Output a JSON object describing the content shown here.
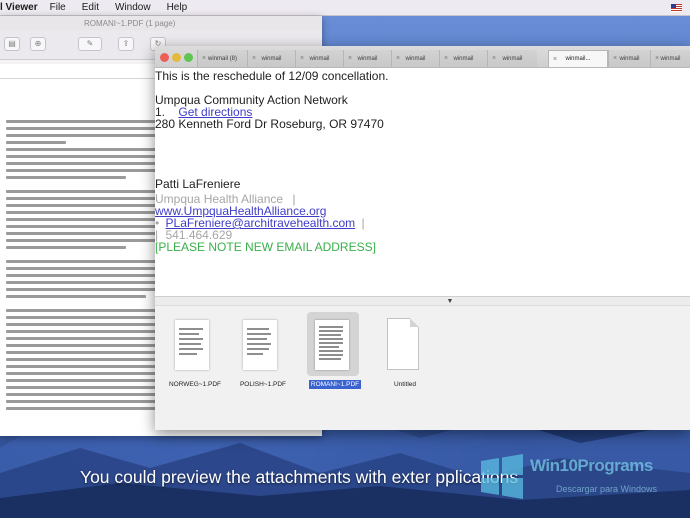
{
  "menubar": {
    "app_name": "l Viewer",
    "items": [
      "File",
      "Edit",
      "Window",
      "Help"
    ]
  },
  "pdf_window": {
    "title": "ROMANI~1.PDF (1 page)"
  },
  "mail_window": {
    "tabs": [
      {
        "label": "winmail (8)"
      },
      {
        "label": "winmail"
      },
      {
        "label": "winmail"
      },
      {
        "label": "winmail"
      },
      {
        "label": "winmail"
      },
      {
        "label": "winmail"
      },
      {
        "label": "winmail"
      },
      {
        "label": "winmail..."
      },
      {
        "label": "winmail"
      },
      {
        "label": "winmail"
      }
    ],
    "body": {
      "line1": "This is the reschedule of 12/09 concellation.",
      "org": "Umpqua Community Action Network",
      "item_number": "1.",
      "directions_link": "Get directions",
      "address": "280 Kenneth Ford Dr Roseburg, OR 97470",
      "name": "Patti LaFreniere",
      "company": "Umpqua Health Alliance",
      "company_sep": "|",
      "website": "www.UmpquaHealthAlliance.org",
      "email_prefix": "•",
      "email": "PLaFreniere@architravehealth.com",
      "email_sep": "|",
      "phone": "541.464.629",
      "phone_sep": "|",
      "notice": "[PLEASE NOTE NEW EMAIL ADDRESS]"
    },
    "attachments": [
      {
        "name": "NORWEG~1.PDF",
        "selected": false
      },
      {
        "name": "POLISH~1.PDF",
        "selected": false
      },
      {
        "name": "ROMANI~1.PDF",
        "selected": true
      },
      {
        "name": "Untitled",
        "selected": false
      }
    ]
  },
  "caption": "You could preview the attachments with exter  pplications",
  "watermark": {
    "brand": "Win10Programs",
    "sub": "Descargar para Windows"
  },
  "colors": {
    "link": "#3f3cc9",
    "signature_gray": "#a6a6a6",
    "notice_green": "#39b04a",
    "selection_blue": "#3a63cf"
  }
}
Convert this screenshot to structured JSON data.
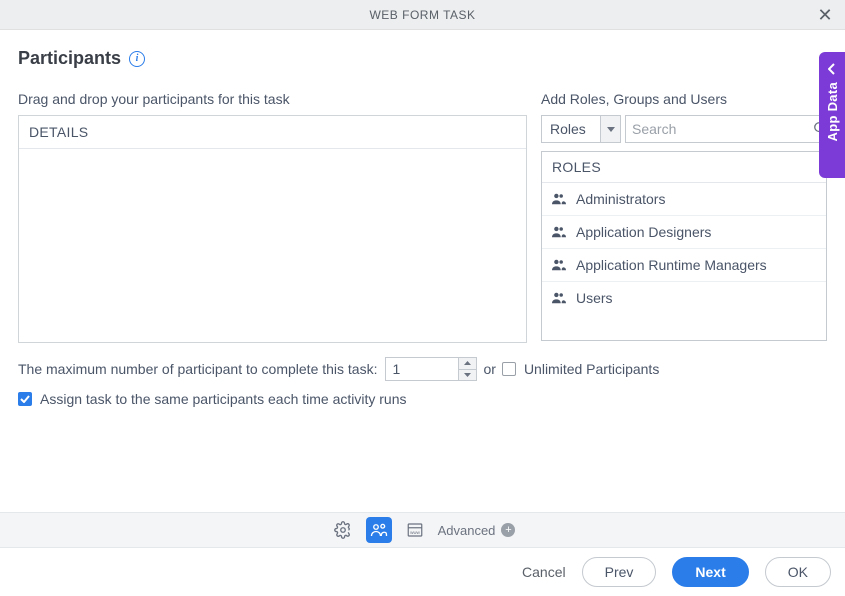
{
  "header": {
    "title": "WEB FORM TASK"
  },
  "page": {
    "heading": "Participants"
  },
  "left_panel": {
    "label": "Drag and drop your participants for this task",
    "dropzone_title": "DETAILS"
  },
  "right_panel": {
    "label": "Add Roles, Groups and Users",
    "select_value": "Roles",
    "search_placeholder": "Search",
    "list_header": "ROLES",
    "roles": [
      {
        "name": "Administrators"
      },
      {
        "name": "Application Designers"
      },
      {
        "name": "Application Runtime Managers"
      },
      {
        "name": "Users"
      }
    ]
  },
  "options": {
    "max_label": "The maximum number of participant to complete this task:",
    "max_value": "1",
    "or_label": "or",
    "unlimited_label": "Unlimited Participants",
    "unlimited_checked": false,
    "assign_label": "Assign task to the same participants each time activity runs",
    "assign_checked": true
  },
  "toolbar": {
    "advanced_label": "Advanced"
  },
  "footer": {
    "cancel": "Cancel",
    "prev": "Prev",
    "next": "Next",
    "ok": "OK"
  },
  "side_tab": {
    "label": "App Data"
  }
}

════════════════════

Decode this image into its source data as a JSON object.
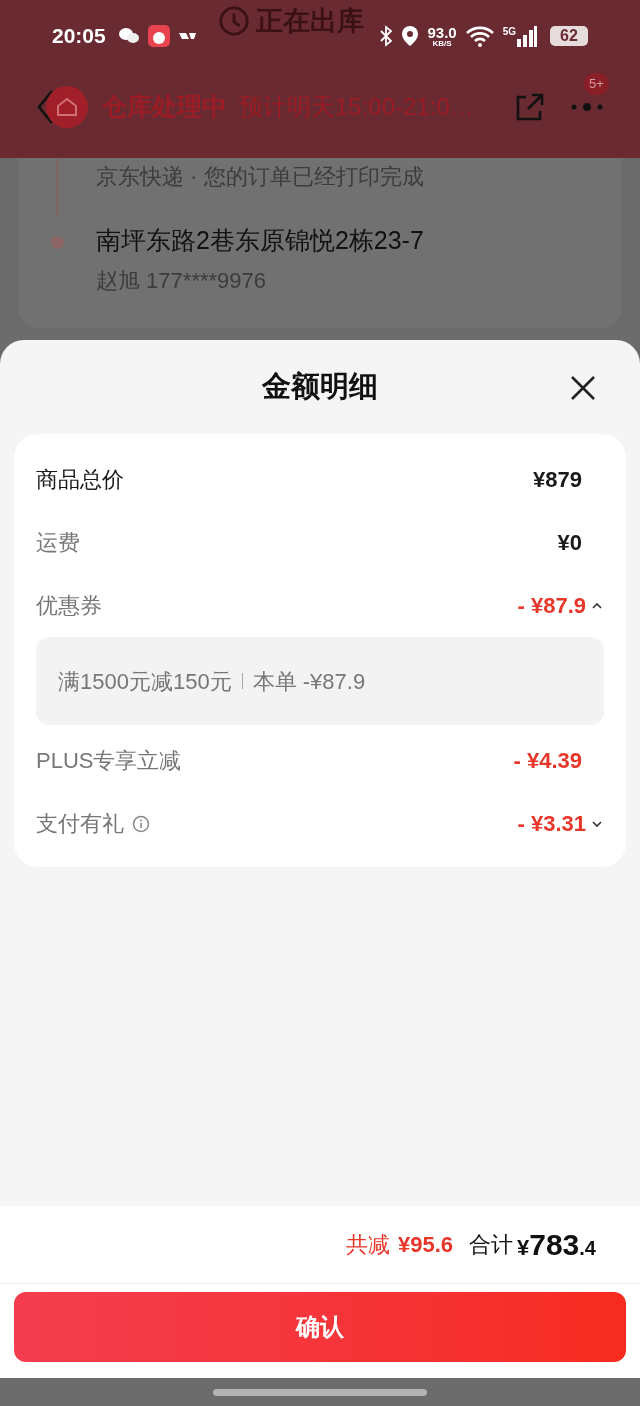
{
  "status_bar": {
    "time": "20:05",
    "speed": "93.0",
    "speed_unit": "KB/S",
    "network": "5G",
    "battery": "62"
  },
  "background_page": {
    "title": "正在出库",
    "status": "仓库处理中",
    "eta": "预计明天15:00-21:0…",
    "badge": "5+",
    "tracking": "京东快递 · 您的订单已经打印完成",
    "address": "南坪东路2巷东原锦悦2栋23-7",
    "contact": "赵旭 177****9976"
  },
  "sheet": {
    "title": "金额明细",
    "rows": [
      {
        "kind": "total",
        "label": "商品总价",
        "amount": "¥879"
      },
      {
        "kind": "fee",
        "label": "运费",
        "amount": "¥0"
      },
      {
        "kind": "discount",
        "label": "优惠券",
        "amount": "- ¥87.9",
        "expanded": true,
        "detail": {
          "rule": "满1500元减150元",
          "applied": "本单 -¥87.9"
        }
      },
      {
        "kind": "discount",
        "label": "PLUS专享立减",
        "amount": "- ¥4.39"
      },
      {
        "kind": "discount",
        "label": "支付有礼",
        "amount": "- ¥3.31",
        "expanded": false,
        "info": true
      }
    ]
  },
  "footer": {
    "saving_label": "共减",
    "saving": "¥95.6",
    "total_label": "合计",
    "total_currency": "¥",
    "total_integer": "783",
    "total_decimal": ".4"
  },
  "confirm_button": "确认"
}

════════════════════

=== Short problem ===
Find every line above that contains the word "amount", and return each one.

=== Final result ===
        "amount": "¥879"
        "amount": "¥0"
        "amount": "- ¥87.9",
        "amount": "- ¥4.39"
        "amount": "- ¥3.31",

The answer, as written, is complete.